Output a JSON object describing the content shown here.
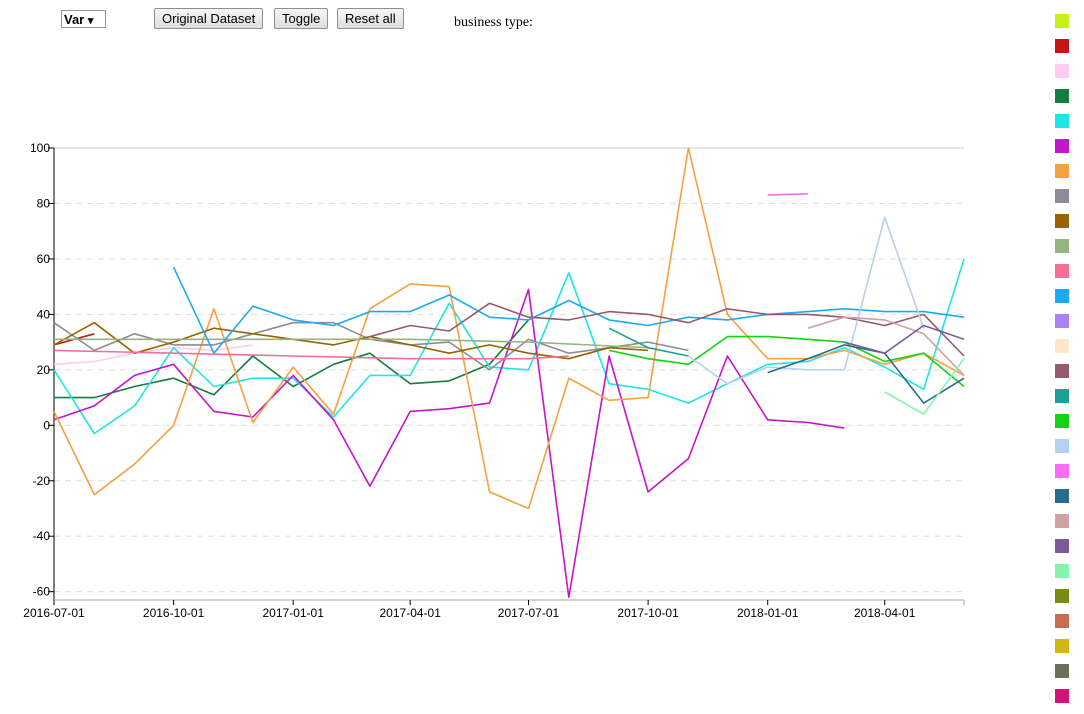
{
  "controls": {
    "var_label": "Var",
    "var_arrow": "▾",
    "original_dataset_label": "Original Dataset",
    "toggle_label": "Toggle",
    "reset_label": "Reset all",
    "business_type_label": "business type:"
  },
  "chart_data": {
    "type": "line",
    "x_ticks": [
      "2016-07-01",
      "2016-10-01",
      "2017-01-01",
      "2017-04-01",
      "2017-07-01",
      "2017-10-01",
      "2018-01-01",
      "2018-04-01"
    ],
    "y_ticks": [
      100,
      80,
      60,
      40,
      20,
      0,
      -20,
      -40,
      -60
    ],
    "ylim": [
      -63,
      100
    ],
    "xlim": [
      "2016-07-01",
      "2018-06-01"
    ],
    "grid": "horizontal dashed",
    "legend_placement": "right",
    "legend_colors": [
      "#c8f017",
      "#c81414",
      "#ffccf2",
      "#167d3c",
      "#1ee6e6",
      "#c814c8",
      "#f5a041",
      "#8c8c96",
      "#966400",
      "#96b482",
      "#f56e96",
      "#1eaaf0",
      "#aa82f5",
      "#ffe6c8",
      "#965a6e",
      "#1ea096",
      "#14d214",
      "#b4d2f0",
      "#f56ef5",
      "#286e8c",
      "#d2a0a0",
      "#7d5a9b",
      "#82f5aa",
      "#788c14",
      "#c86e50",
      "#d2b414",
      "#6e6e5a",
      "#d21478"
    ],
    "series": [
      {
        "color": "#c81414",
        "x": [
          "2016-07-01",
          "2016-08-01"
        ],
        "values": [
          29,
          33
        ]
      },
      {
        "color": "#ffccf2",
        "x": [
          "2016-07-01",
          "2016-08-01",
          "2016-09-01",
          "2016-10-01",
          "2016-11-01",
          "2016-12-01"
        ],
        "values": [
          22,
          23,
          26,
          28,
          27,
          29
        ]
      },
      {
        "color": "#167d3c",
        "x": [
          "2016-07-01",
          "2016-08-01",
          "2016-09-01",
          "2016-10-01",
          "2016-11-01",
          "2016-12-01",
          "2017-01-01",
          "2017-02-01",
          "2017-03-01",
          "2017-04-01",
          "2017-05-01",
          "2017-06-01",
          "2017-07-01"
        ],
        "values": [
          10,
          10,
          14,
          17,
          11,
          25,
          14,
          22,
          26,
          15,
          16,
          22,
          38
        ]
      },
      {
        "color": "#1ee6e6",
        "x": [
          "2016-07-01",
          "2016-08-01",
          "2016-09-01",
          "2016-10-01",
          "2016-11-01",
          "2016-12-01",
          "2017-01-01",
          "2017-02-01",
          "2017-03-01",
          "2017-04-01",
          "2017-05-01",
          "2017-06-01",
          "2017-07-01",
          "2017-08-01",
          "2017-09-01",
          "2017-10-01",
          "2017-11-01",
          "2017-12-01",
          "2018-01-01",
          "2018-02-01",
          "2018-03-01",
          "2018-04-01",
          "2018-05-01",
          "2018-06-01"
        ],
        "values": [
          20,
          -3,
          7,
          28,
          14,
          17,
          17,
          3,
          18,
          18,
          44,
          21,
          20,
          55,
          15,
          13,
          8,
          15,
          22,
          23,
          28,
          21,
          13,
          60
        ]
      },
      {
        "color": "#c814c8",
        "x": [
          "2016-07-01",
          "2016-08-01",
          "2016-09-01",
          "2016-10-01",
          "2016-11-01",
          "2016-12-01",
          "2017-01-01",
          "2017-02-01",
          "2017-03-01",
          "2017-04-01",
          "2017-05-01",
          "2017-06-01",
          "2017-07-01",
          "2017-08-01",
          "2017-09-01",
          "2017-10-01",
          "2017-11-01",
          "2017-12-01",
          "2018-01-01",
          "2018-02-01",
          "2018-03-01"
        ],
        "values": [
          2,
          7,
          18,
          22,
          5,
          3,
          18,
          2,
          -22,
          5,
          6,
          8,
          49,
          -62,
          25,
          -24,
          -12,
          25,
          2,
          1,
          -1
        ]
      },
      {
        "color": "#f5a041",
        "x": [
          "2016-07-01",
          "2016-08-01",
          "2016-09-01",
          "2016-10-01",
          "2016-11-01",
          "2016-12-01",
          "2017-01-01",
          "2017-02-01",
          "2017-03-01",
          "2017-04-01",
          "2017-05-01",
          "2017-06-01",
          "2017-07-01",
          "2017-08-01",
          "2017-09-01",
          "2017-10-01",
          "2017-11-01",
          "2017-12-01",
          "2018-01-01",
          "2018-02-01",
          "2018-03-01",
          "2018-04-01",
          "2018-05-01",
          "2018-06-01"
        ],
        "values": [
          5,
          -25,
          -14,
          0,
          42,
          1,
          21,
          4,
          42,
          51,
          50,
          -24,
          -30,
          17,
          9,
          10,
          100,
          40,
          24,
          24,
          27,
          22,
          26,
          18
        ]
      },
      {
        "color": "#8c8c96",
        "x": [
          "2016-07-01",
          "2016-08-01",
          "2016-09-01",
          "2016-10-01",
          "2016-11-01",
          "2016-12-01",
          "2017-01-01",
          "2017-02-01",
          "2017-03-01",
          "2017-04-01",
          "2017-05-01",
          "2017-06-01",
          "2017-07-01",
          "2017-08-01",
          "2017-09-01",
          "2017-10-01",
          "2017-11-01"
        ],
        "values": [
          37,
          27,
          33,
          29,
          29,
          33,
          37,
          37,
          31,
          29,
          30,
          20,
          31,
          26,
          28,
          30,
          27
        ]
      },
      {
        "color": "#966400",
        "x": [
          "2016-07-01",
          "2016-08-01",
          "2016-09-01",
          "2016-10-01",
          "2016-11-01",
          "2016-12-01",
          "2017-01-01",
          "2017-02-01",
          "2017-03-01",
          "2017-04-01",
          "2017-05-01",
          "2017-06-01",
          "2017-07-01",
          "2017-08-01",
          "2017-09-01",
          "2017-10-01"
        ],
        "values": [
          29,
          37,
          26,
          30,
          35,
          33,
          31,
          29,
          32,
          29,
          26,
          29,
          26,
          24,
          28,
          27
        ]
      },
      {
        "color": "#96b482",
        "x": [
          "2016-07-01",
          "2016-10-01",
          "2017-01-01",
          "2017-04-01",
          "2017-07-01",
          "2017-10-01"
        ],
        "values": [
          31,
          31,
          31,
          31,
          30,
          28
        ]
      },
      {
        "color": "#f56e96",
        "x": [
          "2016-07-01",
          "2016-10-01",
          "2017-01-01",
          "2017-04-01",
          "2017-07-01",
          "2017-08-01"
        ],
        "values": [
          27,
          26,
          25,
          24,
          24,
          25
        ]
      },
      {
        "color": "#1eaaf0",
        "x": [
          "2016-10-01",
          "2016-11-01",
          "2016-12-01",
          "2017-01-01",
          "2017-02-01",
          "2017-03-01",
          "2017-04-01",
          "2017-05-01",
          "2017-06-01",
          "2017-07-01",
          "2017-08-01",
          "2017-09-01",
          "2017-10-01",
          "2017-11-01",
          "2017-12-01",
          "2018-01-01",
          "2018-02-01",
          "2018-03-01",
          "2018-04-01",
          "2018-05-01",
          "2018-06-01"
        ],
        "values": [
          57,
          26,
          43,
          38,
          36,
          41,
          41,
          47,
          39,
          38,
          45,
          38,
          36,
          39,
          38,
          40,
          41,
          42,
          41,
          41,
          39
        ]
      },
      {
        "color": "#965a6e",
        "x": [
          "2017-03-01",
          "2017-04-01",
          "2017-05-01",
          "2017-06-01",
          "2017-07-01",
          "2017-08-01",
          "2017-09-01",
          "2017-10-01",
          "2017-11-01",
          "2017-12-01",
          "2018-01-01",
          "2018-02-01",
          "2018-03-01",
          "2018-04-01",
          "2018-05-01",
          "2018-06-01"
        ],
        "values": [
          32,
          36,
          34,
          44,
          39,
          38,
          41,
          40,
          37,
          42,
          40,
          40,
          39,
          36,
          40,
          25
        ]
      },
      {
        "color": "#1ea096",
        "x": [
          "2017-09-01",
          "2017-10-01",
          "2017-11-01"
        ],
        "values": [
          35,
          28,
          25
        ]
      },
      {
        "color": "#14d214",
        "x": [
          "2017-09-01",
          "2017-10-01",
          "2017-11-01",
          "2017-12-01",
          "2018-01-01",
          "2018-02-01",
          "2018-03-01",
          "2018-04-01",
          "2018-05-01",
          "2018-06-01"
        ],
        "values": [
          27,
          24,
          22,
          32,
          32,
          31,
          30,
          23,
          26,
          14
        ]
      },
      {
        "color": "#b4d2f0",
        "x": [
          "2017-11-01",
          "2017-12-01",
          "2018-01-01",
          "2018-02-01",
          "2018-03-01",
          "2018-04-01",
          "2018-05-01"
        ],
        "values": [
          25,
          15,
          21,
          20,
          20,
          75,
          35
        ]
      },
      {
        "color": "#f56ef5",
        "x": [
          "2018-01-01",
          "2018-02-01"
        ],
        "values": [
          83,
          83.5
        ]
      },
      {
        "color": "#286e8c",
        "x": [
          "2018-01-01",
          "2018-02-01",
          "2018-03-01",
          "2018-04-01",
          "2018-05-01",
          "2018-06-01"
        ],
        "values": [
          19,
          24,
          29,
          26,
          8,
          17
        ]
      },
      {
        "color": "#d2a0a0",
        "x": [
          "2018-02-01",
          "2018-03-01",
          "2018-04-01",
          "2018-05-01",
          "2018-06-01"
        ],
        "values": [
          35,
          39,
          38,
          33,
          18
        ]
      },
      {
        "color": "#7d5a9b",
        "x": [
          "2018-03-01",
          "2018-04-01",
          "2018-05-01",
          "2018-06-01"
        ],
        "values": [
          30,
          26,
          36,
          31
        ]
      },
      {
        "color": "#82f5aa",
        "x": [
          "2018-04-01",
          "2018-05-01",
          "2018-06-01"
        ],
        "values": [
          12,
          4,
          24
        ]
      }
    ]
  }
}
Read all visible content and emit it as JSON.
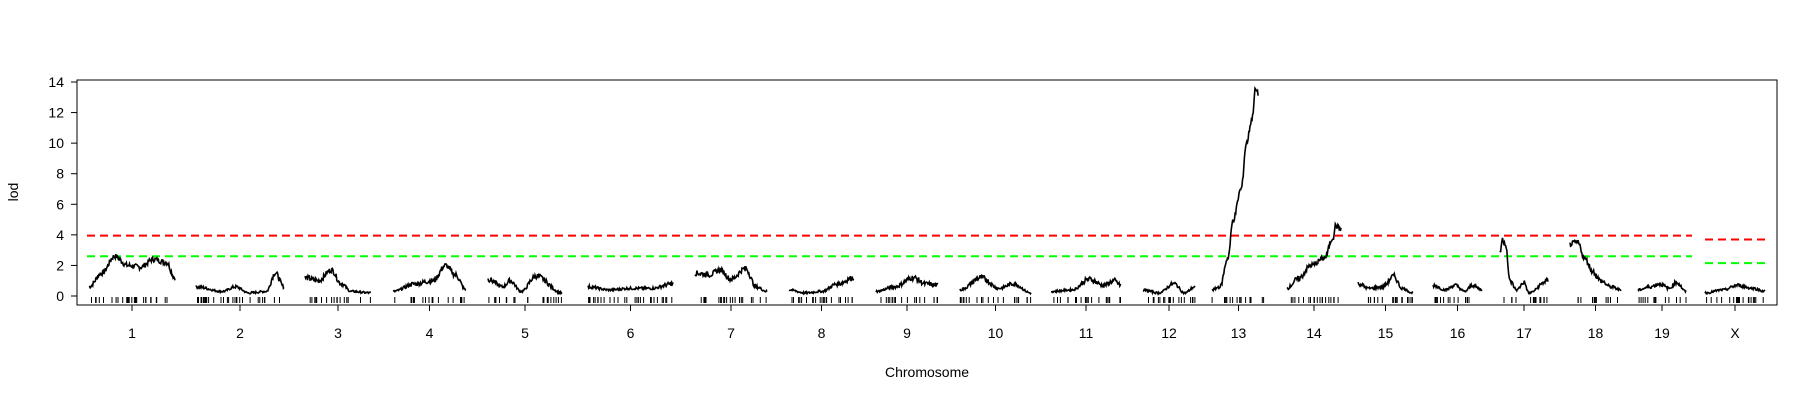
{
  "chart_data": {
    "type": "line",
    "title": "",
    "xlabel": "Chromosome",
    "ylabel": "lod",
    "ylim": [
      0,
      14
    ],
    "y_ticks": [
      0,
      2,
      4,
      6,
      8,
      10,
      12,
      14
    ],
    "grid": false,
    "legend": "none",
    "colors": {
      "lod_curve": "#000000",
      "threshold_high": "#ff0000",
      "threshold_low": "#00ff00"
    },
    "thresholds": [
      {
        "level": "high",
        "autosome": 3.95,
        "x": 3.7
      },
      {
        "level": "low",
        "autosome": 2.6,
        "x": 2.15
      }
    ],
    "chromosomes": [
      {
        "label": "1",
        "profile": [
          [
            0,
            0.6
          ],
          [
            0.15,
            1.5
          ],
          [
            0.3,
            2.6
          ],
          [
            0.45,
            2.0
          ],
          [
            0.6,
            1.9
          ],
          [
            0.75,
            2.4
          ],
          [
            0.9,
            2.2
          ],
          [
            1,
            1.2
          ]
        ],
        "max_lod": 2.7
      },
      {
        "label": "2",
        "profile": [
          [
            0,
            0.6
          ],
          [
            0.3,
            0.3
          ],
          [
            0.45,
            0.6
          ],
          [
            0.6,
            0.2
          ],
          [
            0.8,
            0.3
          ],
          [
            0.9,
            1.5
          ],
          [
            1,
            0.6
          ]
        ],
        "max_lod": 1.5
      },
      {
        "label": "3",
        "profile": [
          [
            0,
            1.2
          ],
          [
            0.2,
            1.0
          ],
          [
            0.4,
            1.7
          ],
          [
            0.55,
            0.8
          ],
          [
            0.7,
            0.3
          ],
          [
            1,
            0.2
          ]
        ],
        "max_lod": 1.7
      },
      {
        "label": "4",
        "profile": [
          [
            0,
            0.3
          ],
          [
            0.3,
            0.8
          ],
          [
            0.55,
            1.0
          ],
          [
            0.72,
            2.0
          ],
          [
            0.85,
            1.4
          ],
          [
            1,
            0.4
          ]
        ],
        "max_lod": 2.0
      },
      {
        "label": "5",
        "profile": [
          [
            0,
            1.1
          ],
          [
            0.2,
            0.6
          ],
          [
            0.3,
            1.0
          ],
          [
            0.45,
            0.3
          ],
          [
            0.65,
            1.3
          ],
          [
            1,
            0.2
          ]
        ],
        "max_lod": 1.3
      },
      {
        "label": "6",
        "profile": [
          [
            0,
            0.6
          ],
          [
            0.25,
            0.4
          ],
          [
            0.5,
            0.5
          ],
          [
            0.75,
            0.5
          ],
          [
            1,
            0.8
          ]
        ],
        "max_lod": 0.8
      },
      {
        "label": "7",
        "profile": [
          [
            0,
            1.5
          ],
          [
            0.2,
            1.4
          ],
          [
            0.35,
            1.7
          ],
          [
            0.5,
            1.1
          ],
          [
            0.7,
            1.8
          ],
          [
            0.85,
            0.6
          ],
          [
            1,
            0.3
          ]
        ],
        "max_lod": 1.8
      },
      {
        "label": "8",
        "profile": [
          [
            0,
            0.4
          ],
          [
            0.25,
            0.2
          ],
          [
            0.5,
            0.3
          ],
          [
            0.75,
            0.8
          ],
          [
            1,
            1.2
          ]
        ],
        "max_lod": 1.2
      },
      {
        "label": "9",
        "profile": [
          [
            0,
            0.3
          ],
          [
            0.3,
            0.6
          ],
          [
            0.6,
            1.2
          ],
          [
            0.8,
            0.8
          ],
          [
            1,
            0.7
          ]
        ],
        "max_lod": 1.2
      },
      {
        "label": "10",
        "profile": [
          [
            0,
            0.4
          ],
          [
            0.3,
            1.2
          ],
          [
            0.55,
            0.5
          ],
          [
            0.75,
            0.8
          ],
          [
            1,
            0.2
          ]
        ],
        "max_lod": 1.2
      },
      {
        "label": "11",
        "profile": [
          [
            0,
            0.3
          ],
          [
            0.3,
            0.4
          ],
          [
            0.55,
            1.1
          ],
          [
            0.75,
            0.7
          ],
          [
            0.9,
            1.0
          ],
          [
            1,
            0.7
          ]
        ],
        "max_lod": 1.1
      },
      {
        "label": "12",
        "profile": [
          [
            0,
            0.4
          ],
          [
            0.3,
            0.2
          ],
          [
            0.6,
            0.8
          ],
          [
            0.8,
            0.2
          ],
          [
            1,
            0.6
          ]
        ],
        "max_lod": 0.8
      },
      {
        "label": "13",
        "profile": [
          [
            0,
            0.4
          ],
          [
            0.15,
            0.6
          ],
          [
            0.3,
            2.5
          ],
          [
            0.4,
            5.0
          ],
          [
            0.55,
            7.0
          ],
          [
            0.65,
            10.0
          ],
          [
            0.75,
            11.5
          ],
          [
            0.82,
            13.5
          ],
          [
            0.88,
            13.2
          ]
        ],
        "max_lod": 13.6
      },
      {
        "label": "14",
        "profile": [
          [
            0,
            0.5
          ],
          [
            0.2,
            1.1
          ],
          [
            0.45,
            2.0
          ],
          [
            0.7,
            2.5
          ],
          [
            0.85,
            3.8
          ],
          [
            0.9,
            4.6
          ],
          [
            1,
            4.4
          ]
        ],
        "max_lod": 4.6
      },
      {
        "label": "15",
        "profile": [
          [
            0,
            0.8
          ],
          [
            0.2,
            0.5
          ],
          [
            0.45,
            0.6
          ],
          [
            0.65,
            1.3
          ],
          [
            0.8,
            0.5
          ],
          [
            1,
            0.2
          ]
        ],
        "max_lod": 1.3
      },
      {
        "label": "16",
        "profile": [
          [
            0,
            0.7
          ],
          [
            0.25,
            0.4
          ],
          [
            0.45,
            0.7
          ],
          [
            0.65,
            0.3
          ],
          [
            0.8,
            0.7
          ],
          [
            1,
            0.4
          ]
        ],
        "max_lod": 0.7
      },
      {
        "label": "17",
        "profile": [
          [
            0,
            2.8
          ],
          [
            0.05,
            3.7
          ],
          [
            0.12,
            3.4
          ],
          [
            0.2,
            1.0
          ],
          [
            0.35,
            0.4
          ],
          [
            0.5,
            0.9
          ],
          [
            0.6,
            0.2
          ],
          [
            1,
            1.0
          ]
        ],
        "max_lod": 3.7
      },
      {
        "label": "18",
        "profile": [
          [
            0,
            3.4
          ],
          [
            0.15,
            3.5
          ],
          [
            0.3,
            2.4
          ],
          [
            0.45,
            1.6
          ],
          [
            0.6,
            1.0
          ],
          [
            0.8,
            0.6
          ],
          [
            1,
            0.4
          ]
        ],
        "max_lod": 3.5
      },
      {
        "label": "19",
        "profile": [
          [
            0,
            0.4
          ],
          [
            0.25,
            0.6
          ],
          [
            0.45,
            0.8
          ],
          [
            0.65,
            0.5
          ],
          [
            0.8,
            0.9
          ],
          [
            1,
            0.3
          ]
        ],
        "max_lod": 0.9
      },
      {
        "label": "X",
        "profile": [
          [
            0,
            0.2
          ],
          [
            0.3,
            0.4
          ],
          [
            0.55,
            0.7
          ],
          [
            0.8,
            0.5
          ],
          [
            1,
            0.3
          ]
        ],
        "max_lod": 0.7
      }
    ]
  }
}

■ Task requirements ■
In the records above, locate the lines holding the word "JSON". Copy each of them.

■ Exercise output ■
Output a JSON object describing the content shown here.
Read all visible content and emit it as JSON.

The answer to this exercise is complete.